- Exercise task
Please reproduce the lines of the records below verbatim, starting at the line that contains "Output each element" and ending at the line that contains "x-tick-label: 1-2011 — [115, 564, 158, 580]", both included.

Dataset excerpt
^^^^
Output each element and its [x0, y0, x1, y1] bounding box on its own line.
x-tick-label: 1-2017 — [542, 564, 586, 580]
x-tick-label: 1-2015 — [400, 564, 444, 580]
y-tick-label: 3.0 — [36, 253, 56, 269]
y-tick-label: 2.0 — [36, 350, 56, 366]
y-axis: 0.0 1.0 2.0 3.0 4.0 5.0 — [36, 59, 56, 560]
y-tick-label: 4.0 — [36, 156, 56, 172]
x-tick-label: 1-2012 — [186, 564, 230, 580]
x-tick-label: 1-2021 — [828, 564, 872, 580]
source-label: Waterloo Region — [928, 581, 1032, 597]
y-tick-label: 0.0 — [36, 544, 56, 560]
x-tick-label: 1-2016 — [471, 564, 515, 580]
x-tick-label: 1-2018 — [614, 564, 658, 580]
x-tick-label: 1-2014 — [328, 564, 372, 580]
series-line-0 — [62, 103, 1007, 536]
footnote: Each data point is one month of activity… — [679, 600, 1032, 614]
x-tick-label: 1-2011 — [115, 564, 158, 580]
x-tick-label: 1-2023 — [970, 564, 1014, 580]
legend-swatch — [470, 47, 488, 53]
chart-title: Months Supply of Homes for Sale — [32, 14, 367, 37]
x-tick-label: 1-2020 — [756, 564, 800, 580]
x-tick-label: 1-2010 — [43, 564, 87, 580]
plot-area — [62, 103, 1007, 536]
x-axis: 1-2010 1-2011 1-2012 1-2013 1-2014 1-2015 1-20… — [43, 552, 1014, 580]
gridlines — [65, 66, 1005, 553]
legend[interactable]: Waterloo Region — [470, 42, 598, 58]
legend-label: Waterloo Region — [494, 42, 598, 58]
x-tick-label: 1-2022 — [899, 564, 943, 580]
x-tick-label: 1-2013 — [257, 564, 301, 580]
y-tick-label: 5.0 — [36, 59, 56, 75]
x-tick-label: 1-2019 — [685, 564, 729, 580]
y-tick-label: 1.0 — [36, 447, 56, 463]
^^^^
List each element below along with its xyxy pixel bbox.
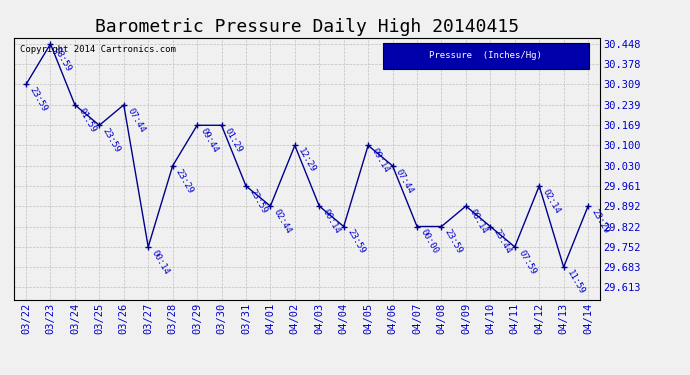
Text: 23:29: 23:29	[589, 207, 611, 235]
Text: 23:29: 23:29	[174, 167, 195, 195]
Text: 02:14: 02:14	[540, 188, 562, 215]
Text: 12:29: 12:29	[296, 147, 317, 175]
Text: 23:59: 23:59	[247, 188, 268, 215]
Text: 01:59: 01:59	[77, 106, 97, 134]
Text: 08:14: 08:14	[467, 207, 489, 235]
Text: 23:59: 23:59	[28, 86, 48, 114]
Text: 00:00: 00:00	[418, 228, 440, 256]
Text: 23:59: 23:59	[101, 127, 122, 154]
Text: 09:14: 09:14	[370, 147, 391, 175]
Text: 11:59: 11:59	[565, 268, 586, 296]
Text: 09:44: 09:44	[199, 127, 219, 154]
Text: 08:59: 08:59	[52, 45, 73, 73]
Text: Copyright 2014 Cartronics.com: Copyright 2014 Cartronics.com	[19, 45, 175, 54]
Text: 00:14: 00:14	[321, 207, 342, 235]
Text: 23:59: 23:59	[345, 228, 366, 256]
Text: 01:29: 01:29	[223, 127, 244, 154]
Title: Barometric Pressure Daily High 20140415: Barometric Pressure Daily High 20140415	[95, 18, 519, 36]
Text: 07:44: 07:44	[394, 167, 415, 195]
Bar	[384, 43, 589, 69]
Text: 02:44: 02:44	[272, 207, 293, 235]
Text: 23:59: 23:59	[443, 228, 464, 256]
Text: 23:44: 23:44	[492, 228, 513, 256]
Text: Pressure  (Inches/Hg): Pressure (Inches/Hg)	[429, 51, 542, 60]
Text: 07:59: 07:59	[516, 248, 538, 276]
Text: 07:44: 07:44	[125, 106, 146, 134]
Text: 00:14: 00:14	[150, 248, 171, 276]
^^^^
- Reply to the exercise
Output each element and its [x0, y0, x1, y1] bounding box on its own line.
x-tick-label: 1-2017 — [542, 564, 586, 580]
x-tick-label: 1-2015 — [400, 564, 444, 580]
y-tick-label: 3.0 — [36, 253, 56, 269]
y-tick-label: 2.0 — [36, 350, 56, 366]
y-axis: 0.0 1.0 2.0 3.0 4.0 5.0 — [36, 59, 56, 560]
y-tick-label: 4.0 — [36, 156, 56, 172]
x-tick-label: 1-2012 — [186, 564, 230, 580]
x-tick-label: 1-2021 — [828, 564, 872, 580]
source-label: Waterloo Region — [928, 581, 1032, 597]
y-tick-label: 0.0 — [36, 544, 56, 560]
x-tick-label: 1-2016 — [471, 564, 515, 580]
x-tick-label: 1-2018 — [614, 564, 658, 580]
x-tick-label: 1-2014 — [328, 564, 372, 580]
series-line-0 — [62, 103, 1007, 536]
footnote: Each data point is one month of activity… — [679, 600, 1032, 614]
x-tick-label: 1-2011 — [115, 564, 158, 580]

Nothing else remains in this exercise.